> **Entries from a collection**
● ● ● ● ● ● ●

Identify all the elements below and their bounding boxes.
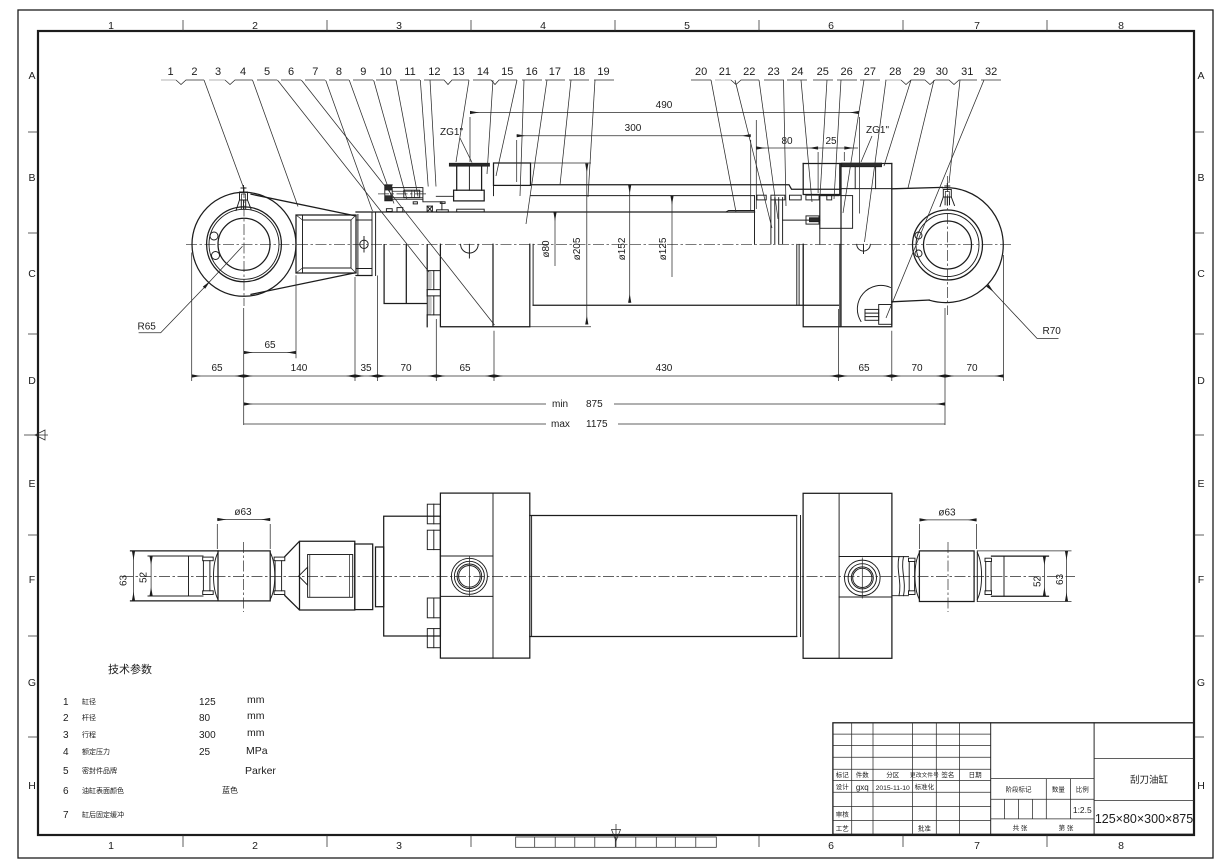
svg-text:D: D — [28, 375, 36, 387]
svg-text:21: 21 — [719, 66, 731, 78]
svg-text:G: G — [1197, 677, 1205, 689]
svg-text:ø152: ø152 — [617, 237, 628, 260]
svg-text:数量: 数量 — [1052, 785, 1066, 794]
svg-text:1175: 1175 — [586, 419, 608, 430]
svg-text:63: 63 — [1055, 573, 1066, 585]
svg-text:4: 4 — [540, 20, 546, 32]
svg-text:H: H — [28, 780, 36, 792]
svg-text:Parker: Parker — [245, 765, 276, 777]
svg-text:1: 1 — [167, 66, 173, 78]
svg-text:70: 70 — [400, 363, 412, 374]
svg-text:7: 7 — [312, 66, 318, 78]
svg-text:5: 5 — [63, 766, 69, 777]
svg-text:26: 26 — [840, 66, 852, 78]
svg-text:工艺: 工艺 — [836, 825, 850, 833]
svg-text:C: C — [28, 268, 36, 280]
svg-text:875: 875 — [586, 399, 603, 410]
svg-text:2: 2 — [63, 713, 69, 724]
svg-text:B: B — [1197, 172, 1204, 184]
svg-text:29: 29 — [913, 66, 925, 78]
svg-text:1: 1 — [108, 20, 114, 32]
svg-text:12: 12 — [428, 66, 440, 78]
svg-text:65: 65 — [858, 363, 870, 374]
svg-text:23: 23 — [767, 66, 779, 78]
svg-text:1:2.5: 1:2.5 — [1073, 805, 1092, 815]
svg-text:24: 24 — [791, 66, 803, 78]
svg-text:mm: mm — [247, 710, 265, 722]
svg-text:6: 6 — [63, 786, 69, 797]
svg-text:70: 70 — [966, 363, 978, 374]
svg-text:A: A — [1197, 70, 1204, 82]
svg-text:16: 16 — [526, 66, 538, 78]
svg-text:6: 6 — [828, 20, 834, 32]
svg-text:80: 80 — [781, 136, 793, 147]
svg-text:ø63: ø63 — [234, 507, 252, 518]
svg-text:E: E — [1197, 478, 1204, 490]
svg-text:E: E — [28, 478, 35, 490]
svg-text:B: B — [28, 172, 35, 184]
svg-text:1: 1 — [108, 840, 114, 852]
svg-text:3: 3 — [215, 66, 221, 78]
svg-text:32: 32 — [985, 66, 997, 78]
svg-text:14: 14 — [477, 66, 489, 78]
svg-text:gxq: gxq — [856, 783, 869, 792]
svg-text:13: 13 — [453, 66, 465, 78]
svg-text:490: 490 — [656, 100, 673, 111]
svg-text:8: 8 — [336, 66, 342, 78]
svg-text:300: 300 — [199, 730, 216, 741]
svg-text:技术参数: 技术参数 — [108, 662, 152, 676]
svg-text:ø205: ø205 — [572, 237, 583, 260]
svg-text:额定压力: 额定压力 — [82, 747, 110, 756]
svg-text:G: G — [28, 677, 36, 689]
svg-text:蓝色: 蓝色 — [222, 785, 238, 795]
svg-text:52: 52 — [1033, 575, 1044, 587]
svg-text:63: 63 — [119, 574, 130, 586]
svg-text:7: 7 — [974, 840, 980, 852]
svg-text:比例: 比例 — [1076, 785, 1089, 794]
svg-text:3: 3 — [396, 20, 402, 32]
svg-text:密封件品牌: 密封件品牌 — [82, 766, 117, 775]
svg-text:C: C — [1197, 268, 1205, 280]
svg-text:125: 125 — [199, 697, 216, 708]
svg-text:18: 18 — [573, 66, 585, 78]
svg-text:35: 35 — [360, 363, 372, 374]
svg-text:65: 65 — [211, 363, 223, 374]
svg-text:28: 28 — [889, 66, 901, 78]
svg-text:15: 15 — [501, 66, 513, 78]
svg-text:25: 25 — [817, 66, 829, 78]
svg-text:7: 7 — [63, 810, 69, 821]
svg-text:R70: R70 — [1043, 326, 1062, 337]
svg-text:3: 3 — [63, 730, 69, 741]
svg-text:300: 300 — [625, 123, 642, 134]
svg-text:第 张: 第 张 — [1059, 823, 1074, 832]
svg-text:27: 27 — [864, 66, 876, 78]
svg-text:缸后固定缓冲: 缸后固定缓冲 — [82, 810, 124, 819]
svg-text:4: 4 — [240, 66, 246, 78]
svg-text:件数: 件数 — [856, 770, 870, 779]
svg-text:2: 2 — [191, 66, 197, 78]
svg-text:max: max — [551, 419, 570, 430]
svg-text:2015-11-10: 2015-11-10 — [876, 785, 910, 792]
svg-text:阶段标记: 阶段标记 — [1006, 785, 1033, 794]
svg-text:3: 3 — [396, 840, 402, 852]
svg-text:F: F — [29, 574, 35, 586]
svg-text:5: 5 — [684, 20, 690, 32]
svg-text:22: 22 — [743, 66, 755, 78]
svg-text:8: 8 — [1118, 20, 1124, 32]
svg-text:设计: 设计 — [836, 782, 850, 791]
svg-text:65: 65 — [264, 340, 276, 351]
svg-text:杆径: 杆径 — [82, 713, 96, 722]
svg-text:5: 5 — [264, 66, 270, 78]
svg-text:更改文件号: 更改文件号 — [910, 771, 939, 779]
svg-text:4: 4 — [63, 747, 69, 758]
svg-text:日期: 日期 — [969, 771, 983, 779]
svg-text:25: 25 — [199, 747, 211, 758]
svg-text:min: min — [552, 399, 568, 410]
svg-text:A: A — [28, 70, 35, 82]
svg-text:6: 6 — [828, 840, 834, 852]
svg-text:ø63: ø63 — [938, 508, 956, 519]
svg-text:ø80: ø80 — [541, 240, 552, 258]
svg-text:共 张: 共 张 — [1013, 823, 1028, 832]
svg-text:ZG1": ZG1" — [866, 125, 889, 136]
svg-text:审核: 审核 — [836, 810, 850, 819]
svg-text:6: 6 — [288, 66, 294, 78]
svg-text:31: 31 — [961, 66, 973, 78]
svg-text:签名: 签名 — [941, 770, 954, 779]
svg-text:缸径: 缸径 — [82, 697, 96, 706]
svg-text:行程: 行程 — [82, 730, 96, 739]
svg-text:刮刀油缸: 刮刀油缸 — [1130, 774, 1169, 786]
svg-text:批准: 批准 — [918, 824, 932, 833]
svg-text:11: 11 — [404, 66, 415, 78]
svg-text:2: 2 — [252, 20, 258, 32]
svg-text:8: 8 — [1118, 840, 1124, 852]
svg-text:430: 430 — [656, 363, 673, 374]
svg-text:D: D — [1197, 375, 1205, 387]
svg-text:油缸表面颜色: 油缸表面颜色 — [82, 786, 124, 795]
svg-text:2: 2 — [252, 840, 258, 852]
svg-text:R65: R65 — [138, 322, 157, 333]
svg-text:70: 70 — [911, 363, 923, 374]
svg-text:分区: 分区 — [886, 770, 900, 779]
svg-text:F: F — [1198, 574, 1204, 586]
svg-text:H: H — [1197, 780, 1205, 792]
svg-text:9: 9 — [360, 66, 366, 78]
svg-text:30: 30 — [936, 66, 948, 78]
svg-text:125×80×300×875: 125×80×300×875 — [1095, 812, 1193, 826]
svg-text:17: 17 — [549, 66, 561, 78]
svg-text:mm: mm — [247, 694, 265, 706]
svg-text:ø125: ø125 — [658, 237, 669, 260]
svg-text:19: 19 — [597, 66, 609, 78]
svg-text:65: 65 — [459, 363, 471, 374]
svg-text:标记: 标记 — [836, 770, 850, 779]
svg-text:20: 20 — [695, 66, 707, 78]
svg-text:标准化: 标准化 — [915, 782, 935, 791]
svg-text:1: 1 — [63, 697, 69, 708]
svg-text:140: 140 — [291, 363, 308, 374]
svg-text:80: 80 — [199, 713, 211, 724]
svg-text:10: 10 — [380, 66, 392, 78]
svg-text:7: 7 — [974, 20, 980, 32]
svg-text:MPa: MPa — [246, 745, 268, 757]
svg-text:52: 52 — [139, 571, 150, 583]
svg-text:25: 25 — [825, 136, 837, 147]
svg-text:mm: mm — [247, 727, 265, 739]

● ● ● ● ● ● ●

> **What the task asks**
Please select every line in the entries above that contains the string "油缸表面颜色".

> **Exercise answer**
svg-text:油缸表面颜色: 油缸表面颜色 — [82, 786, 124, 795]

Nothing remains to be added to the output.